- Aim of the exercise
Below is the data. Give it again, complete and exact.

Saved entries
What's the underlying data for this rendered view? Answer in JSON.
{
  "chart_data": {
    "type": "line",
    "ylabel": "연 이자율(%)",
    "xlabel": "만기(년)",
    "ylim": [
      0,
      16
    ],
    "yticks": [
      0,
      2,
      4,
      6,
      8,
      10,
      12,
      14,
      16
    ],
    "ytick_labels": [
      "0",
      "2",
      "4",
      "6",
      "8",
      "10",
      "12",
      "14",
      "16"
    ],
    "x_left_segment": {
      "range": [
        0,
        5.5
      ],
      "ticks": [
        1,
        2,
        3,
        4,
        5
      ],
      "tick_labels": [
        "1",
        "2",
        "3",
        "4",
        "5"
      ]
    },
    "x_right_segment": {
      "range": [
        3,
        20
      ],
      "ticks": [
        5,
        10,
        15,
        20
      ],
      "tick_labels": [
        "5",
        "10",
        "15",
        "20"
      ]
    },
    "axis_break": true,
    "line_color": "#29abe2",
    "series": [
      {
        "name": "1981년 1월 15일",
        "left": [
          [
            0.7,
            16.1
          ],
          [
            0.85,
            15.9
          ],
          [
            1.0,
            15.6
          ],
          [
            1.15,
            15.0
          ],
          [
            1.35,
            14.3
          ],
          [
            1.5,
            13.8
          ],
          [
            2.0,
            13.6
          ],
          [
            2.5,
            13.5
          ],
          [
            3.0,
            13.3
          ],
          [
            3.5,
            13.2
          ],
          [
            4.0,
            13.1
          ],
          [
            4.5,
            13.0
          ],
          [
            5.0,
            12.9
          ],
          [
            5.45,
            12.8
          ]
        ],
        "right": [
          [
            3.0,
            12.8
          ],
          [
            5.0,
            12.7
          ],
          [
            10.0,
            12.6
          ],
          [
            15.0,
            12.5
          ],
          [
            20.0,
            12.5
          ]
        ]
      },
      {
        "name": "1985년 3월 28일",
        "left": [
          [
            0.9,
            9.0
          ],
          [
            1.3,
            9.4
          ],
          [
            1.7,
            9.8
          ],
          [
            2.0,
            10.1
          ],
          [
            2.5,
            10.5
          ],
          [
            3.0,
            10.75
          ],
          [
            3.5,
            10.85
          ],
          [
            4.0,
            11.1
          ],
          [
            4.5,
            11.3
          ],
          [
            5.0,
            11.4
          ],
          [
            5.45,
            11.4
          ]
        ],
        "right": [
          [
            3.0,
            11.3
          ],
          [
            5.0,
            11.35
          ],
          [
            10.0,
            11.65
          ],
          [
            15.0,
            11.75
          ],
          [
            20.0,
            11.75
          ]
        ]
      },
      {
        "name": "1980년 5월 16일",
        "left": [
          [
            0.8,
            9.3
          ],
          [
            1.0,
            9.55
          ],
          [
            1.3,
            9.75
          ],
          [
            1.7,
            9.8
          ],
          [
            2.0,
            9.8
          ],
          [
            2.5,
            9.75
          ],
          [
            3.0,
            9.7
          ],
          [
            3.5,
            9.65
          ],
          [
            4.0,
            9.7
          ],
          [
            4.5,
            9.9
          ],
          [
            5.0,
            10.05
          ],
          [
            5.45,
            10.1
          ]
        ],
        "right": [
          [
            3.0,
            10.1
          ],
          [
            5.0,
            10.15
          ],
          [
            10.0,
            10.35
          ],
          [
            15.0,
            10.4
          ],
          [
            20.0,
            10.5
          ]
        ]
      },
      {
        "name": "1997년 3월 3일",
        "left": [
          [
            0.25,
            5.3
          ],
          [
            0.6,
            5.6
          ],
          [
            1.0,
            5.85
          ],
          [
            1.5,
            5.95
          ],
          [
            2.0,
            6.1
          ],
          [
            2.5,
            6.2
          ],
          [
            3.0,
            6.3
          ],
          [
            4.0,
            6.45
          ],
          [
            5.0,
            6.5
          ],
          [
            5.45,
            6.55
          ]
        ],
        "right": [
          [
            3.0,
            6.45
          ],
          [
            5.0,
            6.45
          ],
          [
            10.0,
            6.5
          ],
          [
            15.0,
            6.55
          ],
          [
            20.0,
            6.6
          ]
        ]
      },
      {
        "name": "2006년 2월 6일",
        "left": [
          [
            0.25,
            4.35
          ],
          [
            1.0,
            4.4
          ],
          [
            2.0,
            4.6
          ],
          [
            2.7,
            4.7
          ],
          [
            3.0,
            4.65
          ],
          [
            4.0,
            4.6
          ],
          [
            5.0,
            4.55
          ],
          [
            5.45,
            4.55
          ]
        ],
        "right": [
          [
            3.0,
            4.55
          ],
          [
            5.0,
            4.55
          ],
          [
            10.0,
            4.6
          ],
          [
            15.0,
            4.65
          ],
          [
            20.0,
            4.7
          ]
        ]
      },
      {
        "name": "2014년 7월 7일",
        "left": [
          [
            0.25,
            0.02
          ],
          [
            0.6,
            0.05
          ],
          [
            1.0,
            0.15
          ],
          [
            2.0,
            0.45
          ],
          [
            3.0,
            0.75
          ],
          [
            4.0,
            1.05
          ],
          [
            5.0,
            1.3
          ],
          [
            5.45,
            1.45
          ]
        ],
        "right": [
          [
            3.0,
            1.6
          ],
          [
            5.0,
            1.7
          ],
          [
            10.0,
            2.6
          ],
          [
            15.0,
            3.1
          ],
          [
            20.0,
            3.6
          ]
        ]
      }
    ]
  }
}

- Solution for this problem
What's the underlying data for this rendered view? Answer in JSON.
{
  "chart_data": {
    "type": "line",
    "ylabel": "연 이자율(%)",
    "xlabel": "만기(년)",
    "ylim": [
      0,
      16
    ],
    "yticks": [
      0,
      2,
      4,
      6,
      8,
      10,
      12,
      14,
      16
    ],
    "ytick_labels": [
      "0",
      "2",
      "4",
      "6",
      "8",
      "10",
      "12",
      "14",
      "16"
    ],
    "x_left_segment": {
      "range": [
        0,
        5.5
      ],
      "ticks": [
        1,
        2,
        3,
        4,
        5
      ],
      "tick_labels": [
        "1",
        "2",
        "3",
        "4",
        "5"
      ]
    },
    "x_right_segment": {
      "range": [
        3,
        20
      ],
      "ticks": [
        5,
        10,
        15,
        20
      ],
      "tick_labels": [
        "5",
        "10",
        "15",
        "20"
      ]
    },
    "axis_break": true,
    "line_color": "#29abe2",
    "series": [
      {
        "name": "1981년 1월 15일",
        "left": [
          [
            0.7,
            16.1
          ],
          [
            0.85,
            15.9
          ],
          [
            1.0,
            15.6
          ],
          [
            1.15,
            15.0
          ],
          [
            1.35,
            14.3
          ],
          [
            1.5,
            13.8
          ],
          [
            2.0,
            13.6
          ],
          [
            2.5,
            13.5
          ],
          [
            3.0,
            13.3
          ],
          [
            3.5,
            13.2
          ],
          [
            4.0,
            13.1
          ],
          [
            4.5,
            13.0
          ],
          [
            5.0,
            12.9
          ],
          [
            5.45,
            12.8
          ]
        ],
        "right": [
          [
            3.0,
            12.8
          ],
          [
            5.0,
            12.7
          ],
          [
            10.0,
            12.6
          ],
          [
            15.0,
            12.5
          ],
          [
            20.0,
            12.5
          ]
        ]
      },
      {
        "name": "1985년 3월 28일",
        "left": [
          [
            0.9,
            9.0
          ],
          [
            1.3,
            9.4
          ],
          [
            1.7,
            9.8
          ],
          [
            2.0,
            10.1
          ],
          [
            2.5,
            10.5
          ],
          [
            3.0,
            10.75
          ],
          [
            3.5,
            10.85
          ],
          [
            4.0,
            11.1
          ],
          [
            4.5,
            11.3
          ],
          [
            5.0,
            11.4
          ],
          [
            5.45,
            11.4
          ]
        ],
        "right": [
          [
            3.0,
            11.3
          ],
          [
            5.0,
            11.35
          ],
          [
            10.0,
            11.65
          ],
          [
            15.0,
            11.75
          ],
          [
            20.0,
            11.75
          ]
        ]
      },
      {
        "name": "1980년 5월 16일",
        "left": [
          [
            0.8,
            9.3
          ],
          [
            1.0,
            9.55
          ],
          [
            1.3,
            9.75
          ],
          [
            1.7,
            9.8
          ],
          [
            2.0,
            9.8
          ],
          [
            2.5,
            9.75
          ],
          [
            3.0,
            9.7
          ],
          [
            3.5,
            9.65
          ],
          [
            4.0,
            9.7
          ],
          [
            4.5,
            9.9
          ],
          [
            5.0,
            10.05
          ],
          [
            5.45,
            10.1
          ]
        ],
        "right": [
          [
            3.0,
            10.1
          ],
          [
            5.0,
            10.15
          ],
          [
            10.0,
            10.35
          ],
          [
            15.0,
            10.4
          ],
          [
            20.0,
            10.5
          ]
        ]
      },
      {
        "name": "1997년 3월 3일",
        "left": [
          [
            0.25,
            5.3
          ],
          [
            0.6,
            5.6
          ],
          [
            1.0,
            5.85
          ],
          [
            1.5,
            5.95
          ],
          [
            2.0,
            6.1
          ],
          [
            2.5,
            6.2
          ],
          [
            3.0,
            6.3
          ],
          [
            4.0,
            6.45
          ],
          [
            5.0,
            6.5
          ],
          [
            5.45,
            6.55
          ]
        ],
        "right": [
          [
            3.0,
            6.45
          ],
          [
            5.0,
            6.45
          ],
          [
            10.0,
            6.5
          ],
          [
            15.0,
            6.55
          ],
          [
            20.0,
            6.6
          ]
        ]
      },
      {
        "name": "2006년 2월 6일",
        "left": [
          [
            0.25,
            4.35
          ],
          [
            1.0,
            4.4
          ],
          [
            2.0,
            4.6
          ],
          [
            2.7,
            4.7
          ],
          [
            3.0,
            4.65
          ],
          [
            4.0,
            4.6
          ],
          [
            5.0,
            4.55
          ],
          [
            5.45,
            4.55
          ]
        ],
        "right": [
          [
            3.0,
            4.55
          ],
          [
            5.0,
            4.55
          ],
          [
            10.0,
            4.6
          ],
          [
            15.0,
            4.65
          ],
          [
            20.0,
            4.7
          ]
        ]
      },
      {
        "name": "2014년 7월 7일",
        "left": [
          [
            0.25,
            0.02
          ],
          [
            0.6,
            0.05
          ],
          [
            1.0,
            0.15
          ],
          [
            2.0,
            0.45
          ],
          [
            3.0,
            0.75
          ],
          [
            4.0,
            1.05
          ],
          [
            5.0,
            1.3
          ],
          [
            5.45,
            1.45
          ]
        ],
        "right": [
          [
            3.0,
            1.6
          ],
          [
            5.0,
            1.7
          ],
          [
            10.0,
            2.6
          ],
          [
            15.0,
            3.1
          ],
          [
            20.0,
            3.6
          ]
        ]
      }
    ]
  }
}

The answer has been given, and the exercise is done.